> [What you should do] Show every line in the entries below where the word "condition" appears.

[Supplied records start]

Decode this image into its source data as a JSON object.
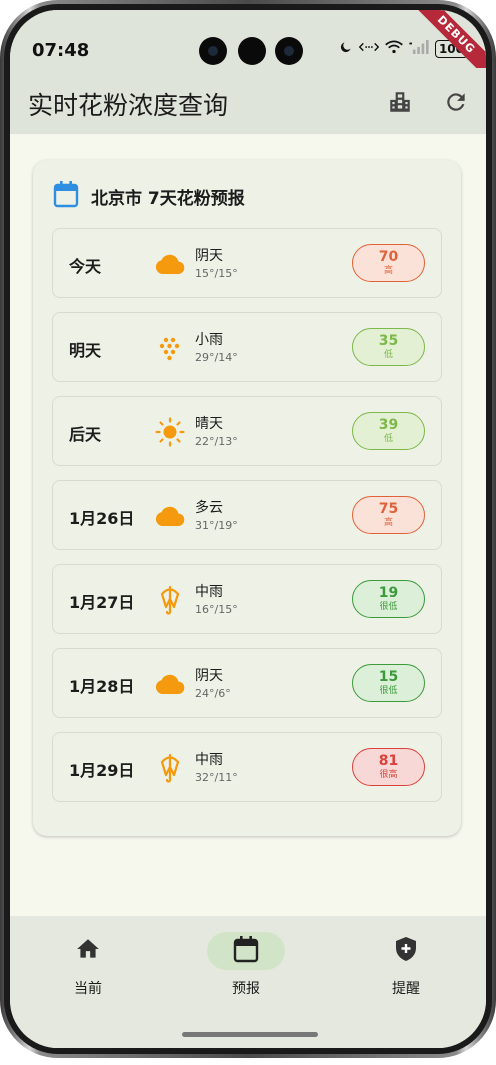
{
  "status_bar": {
    "time": "07:48",
    "battery": "100"
  },
  "debug_banner": "DEBUG",
  "app_bar": {
    "title": "实时花粉浓度查询"
  },
  "card": {
    "title": "北京市 7天花粉预报"
  },
  "forecast": [
    {
      "day": "今天",
      "icon": "cloud-icon",
      "condition": "阴天",
      "temp": "15°/15°",
      "value": "70",
      "level": "高",
      "color": "#e0623a",
      "bg": "#fbe2d8"
    },
    {
      "day": "明天",
      "icon": "rain-dots-icon",
      "condition": "小雨",
      "temp": "29°/14°",
      "value": "35",
      "level": "低",
      "color": "#7cb84a",
      "bg": "#e4f0d4"
    },
    {
      "day": "后天",
      "icon": "sun-icon",
      "condition": "晴天",
      "temp": "22°/13°",
      "value": "39",
      "level": "低",
      "color": "#7cb84a",
      "bg": "#e4f0d4"
    },
    {
      "day": "1月26日",
      "icon": "cloud-icon",
      "condition": "多云",
      "temp": "31°/19°",
      "value": "75",
      "level": "高",
      "color": "#e0623a",
      "bg": "#fbe2d8"
    },
    {
      "day": "1月27日",
      "icon": "umbrella-icon",
      "condition": "中雨",
      "temp": "16°/15°",
      "value": "19",
      "level": "很低",
      "color": "#3c9a3c",
      "bg": "#dcefd8"
    },
    {
      "day": "1月28日",
      "icon": "cloud-icon",
      "condition": "阴天",
      "temp": "24°/6°",
      "value": "15",
      "level": "很低",
      "color": "#3c9a3c",
      "bg": "#dcefd8"
    },
    {
      "day": "1月29日",
      "icon": "umbrella-icon",
      "condition": "中雨",
      "temp": "32°/11°",
      "value": "81",
      "level": "很高",
      "color": "#d9413a",
      "bg": "#f8d8d6"
    }
  ],
  "bottom_nav": [
    {
      "label": "当前",
      "icon": "home-icon",
      "active": false
    },
    {
      "label": "预报",
      "icon": "calendar-icon",
      "active": true
    },
    {
      "label": "提醒",
      "icon": "shield-plus-icon",
      "active": false
    }
  ],
  "colors": {
    "weather_icon": "#f59a0e",
    "accent_blue": "#2f8ee0"
  }
}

[Supplied records end]

> [Response]
      "condition": "阴天",
      "condition": "小雨",
      "condition": "晴天",
      "condition": "多云",
      "condition": "中雨",
      "condition": "阴天",
      "condition": "中雨",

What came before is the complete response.